Exercise task:
How many of the lines contain the string "followers"? Give the number, with no other words.

Supplied material:
———
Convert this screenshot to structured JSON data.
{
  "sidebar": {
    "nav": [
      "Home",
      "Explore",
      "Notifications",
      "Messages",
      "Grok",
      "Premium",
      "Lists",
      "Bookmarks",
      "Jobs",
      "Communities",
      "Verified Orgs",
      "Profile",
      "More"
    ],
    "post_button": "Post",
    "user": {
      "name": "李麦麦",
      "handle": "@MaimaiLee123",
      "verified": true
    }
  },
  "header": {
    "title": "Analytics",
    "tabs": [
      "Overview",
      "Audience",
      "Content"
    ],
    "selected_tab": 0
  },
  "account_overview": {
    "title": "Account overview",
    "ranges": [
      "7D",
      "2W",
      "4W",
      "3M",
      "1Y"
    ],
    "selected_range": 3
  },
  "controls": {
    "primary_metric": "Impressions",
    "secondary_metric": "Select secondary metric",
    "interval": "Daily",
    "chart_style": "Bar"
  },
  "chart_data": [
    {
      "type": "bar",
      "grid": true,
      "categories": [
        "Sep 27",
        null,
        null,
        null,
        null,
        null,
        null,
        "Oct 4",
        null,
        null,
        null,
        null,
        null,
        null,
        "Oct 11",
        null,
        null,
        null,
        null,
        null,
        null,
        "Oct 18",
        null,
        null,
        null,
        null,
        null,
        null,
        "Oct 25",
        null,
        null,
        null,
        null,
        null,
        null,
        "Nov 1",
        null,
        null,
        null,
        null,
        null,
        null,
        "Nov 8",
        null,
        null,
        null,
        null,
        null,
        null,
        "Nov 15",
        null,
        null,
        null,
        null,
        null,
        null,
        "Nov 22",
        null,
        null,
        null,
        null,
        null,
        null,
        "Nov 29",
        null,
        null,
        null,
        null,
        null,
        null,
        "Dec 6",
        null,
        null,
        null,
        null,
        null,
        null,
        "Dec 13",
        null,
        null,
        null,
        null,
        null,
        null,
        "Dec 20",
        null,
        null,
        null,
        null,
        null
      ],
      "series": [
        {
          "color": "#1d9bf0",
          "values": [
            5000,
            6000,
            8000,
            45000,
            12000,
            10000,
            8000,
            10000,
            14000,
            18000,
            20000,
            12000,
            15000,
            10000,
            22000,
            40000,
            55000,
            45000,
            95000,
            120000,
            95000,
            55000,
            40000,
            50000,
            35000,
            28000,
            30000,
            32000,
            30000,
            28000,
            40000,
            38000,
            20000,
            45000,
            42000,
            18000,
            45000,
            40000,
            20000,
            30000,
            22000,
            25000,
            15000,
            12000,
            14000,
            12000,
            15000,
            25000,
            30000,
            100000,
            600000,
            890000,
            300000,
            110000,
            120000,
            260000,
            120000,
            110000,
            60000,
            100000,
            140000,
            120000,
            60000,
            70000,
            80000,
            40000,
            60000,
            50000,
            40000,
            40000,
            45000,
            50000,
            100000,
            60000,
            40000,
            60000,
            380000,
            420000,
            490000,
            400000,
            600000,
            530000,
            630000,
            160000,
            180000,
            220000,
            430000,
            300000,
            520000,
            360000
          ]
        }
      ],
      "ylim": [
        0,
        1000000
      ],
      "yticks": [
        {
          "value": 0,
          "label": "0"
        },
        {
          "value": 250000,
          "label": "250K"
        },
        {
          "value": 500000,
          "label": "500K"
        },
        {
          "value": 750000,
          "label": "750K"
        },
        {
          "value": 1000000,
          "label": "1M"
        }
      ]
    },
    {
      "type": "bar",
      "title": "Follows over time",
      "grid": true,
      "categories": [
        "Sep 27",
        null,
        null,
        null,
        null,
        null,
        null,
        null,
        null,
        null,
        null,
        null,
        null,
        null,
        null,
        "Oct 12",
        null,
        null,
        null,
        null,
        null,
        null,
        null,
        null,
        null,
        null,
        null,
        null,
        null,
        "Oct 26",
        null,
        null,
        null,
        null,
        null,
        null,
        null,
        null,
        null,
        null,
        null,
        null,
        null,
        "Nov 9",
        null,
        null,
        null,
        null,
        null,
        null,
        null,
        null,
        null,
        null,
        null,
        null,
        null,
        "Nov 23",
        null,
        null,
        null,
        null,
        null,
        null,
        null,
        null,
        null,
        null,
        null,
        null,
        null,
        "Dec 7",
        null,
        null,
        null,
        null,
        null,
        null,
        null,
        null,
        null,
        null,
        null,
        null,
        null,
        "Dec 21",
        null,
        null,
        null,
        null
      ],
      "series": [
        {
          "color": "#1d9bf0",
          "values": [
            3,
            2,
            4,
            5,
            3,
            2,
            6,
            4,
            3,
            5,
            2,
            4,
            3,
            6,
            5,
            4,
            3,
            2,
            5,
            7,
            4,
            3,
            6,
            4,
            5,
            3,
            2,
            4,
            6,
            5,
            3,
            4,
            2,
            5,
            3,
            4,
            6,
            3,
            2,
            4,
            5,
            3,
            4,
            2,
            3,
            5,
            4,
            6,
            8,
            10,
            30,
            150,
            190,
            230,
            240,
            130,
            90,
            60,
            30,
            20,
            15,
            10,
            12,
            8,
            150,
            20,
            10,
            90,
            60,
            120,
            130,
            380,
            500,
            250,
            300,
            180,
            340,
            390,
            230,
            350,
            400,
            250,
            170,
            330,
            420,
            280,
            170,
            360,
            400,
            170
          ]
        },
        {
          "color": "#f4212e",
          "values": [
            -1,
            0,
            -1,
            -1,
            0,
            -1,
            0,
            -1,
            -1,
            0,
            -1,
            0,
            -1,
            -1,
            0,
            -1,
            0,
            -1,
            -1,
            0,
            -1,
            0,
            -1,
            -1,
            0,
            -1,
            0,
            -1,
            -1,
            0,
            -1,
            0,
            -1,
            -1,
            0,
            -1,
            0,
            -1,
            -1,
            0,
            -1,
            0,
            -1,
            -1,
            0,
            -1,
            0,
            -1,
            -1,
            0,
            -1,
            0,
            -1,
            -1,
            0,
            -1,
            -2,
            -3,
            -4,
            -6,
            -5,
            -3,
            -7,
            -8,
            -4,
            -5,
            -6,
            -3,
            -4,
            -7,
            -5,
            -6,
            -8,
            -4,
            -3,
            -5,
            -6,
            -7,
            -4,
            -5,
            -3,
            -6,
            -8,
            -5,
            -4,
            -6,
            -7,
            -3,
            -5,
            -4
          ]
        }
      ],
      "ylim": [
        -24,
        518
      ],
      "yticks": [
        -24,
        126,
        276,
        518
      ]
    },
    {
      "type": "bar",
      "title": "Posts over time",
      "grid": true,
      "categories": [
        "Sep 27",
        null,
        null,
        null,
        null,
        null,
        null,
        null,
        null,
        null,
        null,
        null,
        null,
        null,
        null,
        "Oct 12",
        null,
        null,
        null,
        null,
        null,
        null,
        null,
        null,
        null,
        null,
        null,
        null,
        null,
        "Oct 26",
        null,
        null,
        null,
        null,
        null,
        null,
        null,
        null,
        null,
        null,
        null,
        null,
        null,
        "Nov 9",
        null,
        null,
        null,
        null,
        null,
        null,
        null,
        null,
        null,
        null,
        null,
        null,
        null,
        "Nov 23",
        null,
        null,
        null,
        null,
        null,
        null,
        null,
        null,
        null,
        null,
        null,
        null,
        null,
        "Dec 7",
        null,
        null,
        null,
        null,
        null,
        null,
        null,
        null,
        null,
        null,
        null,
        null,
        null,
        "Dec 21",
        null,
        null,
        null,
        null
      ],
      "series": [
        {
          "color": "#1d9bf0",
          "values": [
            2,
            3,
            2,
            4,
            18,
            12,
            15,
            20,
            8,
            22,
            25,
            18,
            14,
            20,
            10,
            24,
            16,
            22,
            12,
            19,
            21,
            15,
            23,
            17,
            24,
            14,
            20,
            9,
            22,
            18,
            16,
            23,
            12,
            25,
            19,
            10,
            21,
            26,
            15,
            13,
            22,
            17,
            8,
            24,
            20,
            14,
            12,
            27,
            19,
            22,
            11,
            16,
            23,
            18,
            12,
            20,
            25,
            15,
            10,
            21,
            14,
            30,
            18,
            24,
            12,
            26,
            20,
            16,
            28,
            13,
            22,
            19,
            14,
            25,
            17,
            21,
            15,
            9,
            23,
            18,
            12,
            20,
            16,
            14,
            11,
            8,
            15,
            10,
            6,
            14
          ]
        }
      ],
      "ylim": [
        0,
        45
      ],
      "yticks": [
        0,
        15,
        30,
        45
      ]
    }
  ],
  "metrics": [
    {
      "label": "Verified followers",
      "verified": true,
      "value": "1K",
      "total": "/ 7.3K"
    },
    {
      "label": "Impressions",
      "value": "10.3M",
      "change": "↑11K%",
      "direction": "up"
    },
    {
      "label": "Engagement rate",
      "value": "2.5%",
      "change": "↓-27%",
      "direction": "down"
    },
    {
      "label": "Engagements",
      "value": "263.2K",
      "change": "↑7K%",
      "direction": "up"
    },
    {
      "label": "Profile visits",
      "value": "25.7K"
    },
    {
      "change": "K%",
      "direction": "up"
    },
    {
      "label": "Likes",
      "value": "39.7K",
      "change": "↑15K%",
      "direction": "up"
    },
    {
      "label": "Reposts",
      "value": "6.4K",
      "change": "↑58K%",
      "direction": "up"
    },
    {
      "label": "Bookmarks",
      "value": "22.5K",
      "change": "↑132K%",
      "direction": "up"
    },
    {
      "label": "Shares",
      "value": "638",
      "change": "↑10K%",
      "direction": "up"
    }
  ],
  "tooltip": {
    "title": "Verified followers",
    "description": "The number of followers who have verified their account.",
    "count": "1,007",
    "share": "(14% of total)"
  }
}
———
Final answer:
3